Short problem: State the number of lines in these records that include the word "xlabel", and add nothing to it.
* * * *
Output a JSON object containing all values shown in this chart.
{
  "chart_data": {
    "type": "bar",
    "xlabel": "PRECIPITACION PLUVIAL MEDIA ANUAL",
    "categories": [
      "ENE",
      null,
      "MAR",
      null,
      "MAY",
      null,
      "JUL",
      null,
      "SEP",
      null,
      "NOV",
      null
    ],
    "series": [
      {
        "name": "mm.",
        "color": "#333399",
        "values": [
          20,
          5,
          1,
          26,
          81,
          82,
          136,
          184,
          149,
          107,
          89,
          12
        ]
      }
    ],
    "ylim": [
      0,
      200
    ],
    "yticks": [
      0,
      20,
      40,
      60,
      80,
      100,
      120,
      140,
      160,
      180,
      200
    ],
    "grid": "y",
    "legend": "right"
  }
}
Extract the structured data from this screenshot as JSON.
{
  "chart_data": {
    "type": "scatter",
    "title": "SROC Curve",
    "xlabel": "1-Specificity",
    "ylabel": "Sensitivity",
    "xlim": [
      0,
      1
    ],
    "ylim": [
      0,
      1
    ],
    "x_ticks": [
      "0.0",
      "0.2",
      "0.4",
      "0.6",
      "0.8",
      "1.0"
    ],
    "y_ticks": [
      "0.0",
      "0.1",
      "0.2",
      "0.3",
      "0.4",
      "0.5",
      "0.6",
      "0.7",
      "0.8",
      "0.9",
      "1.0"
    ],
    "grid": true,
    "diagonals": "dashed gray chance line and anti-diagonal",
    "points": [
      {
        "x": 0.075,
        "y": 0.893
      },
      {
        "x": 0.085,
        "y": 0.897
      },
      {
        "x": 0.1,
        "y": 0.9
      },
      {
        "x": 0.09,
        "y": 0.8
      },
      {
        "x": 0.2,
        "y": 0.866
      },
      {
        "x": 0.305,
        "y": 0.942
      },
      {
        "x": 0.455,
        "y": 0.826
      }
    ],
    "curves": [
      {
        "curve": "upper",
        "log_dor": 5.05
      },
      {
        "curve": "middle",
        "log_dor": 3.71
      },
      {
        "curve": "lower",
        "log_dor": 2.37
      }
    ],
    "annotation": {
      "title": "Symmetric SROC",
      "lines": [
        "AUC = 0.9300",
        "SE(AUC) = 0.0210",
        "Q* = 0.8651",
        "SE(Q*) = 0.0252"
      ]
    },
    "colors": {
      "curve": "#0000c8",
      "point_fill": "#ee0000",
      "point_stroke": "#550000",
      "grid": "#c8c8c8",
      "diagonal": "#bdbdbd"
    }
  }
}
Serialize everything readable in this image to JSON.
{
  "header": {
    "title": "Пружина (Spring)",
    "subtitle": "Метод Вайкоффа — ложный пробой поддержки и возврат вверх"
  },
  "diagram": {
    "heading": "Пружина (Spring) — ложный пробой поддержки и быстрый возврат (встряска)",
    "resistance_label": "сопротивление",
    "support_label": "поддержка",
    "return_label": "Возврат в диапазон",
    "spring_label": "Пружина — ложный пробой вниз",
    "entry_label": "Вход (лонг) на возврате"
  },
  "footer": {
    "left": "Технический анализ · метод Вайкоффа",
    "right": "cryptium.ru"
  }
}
* * * *
Exercise result: 2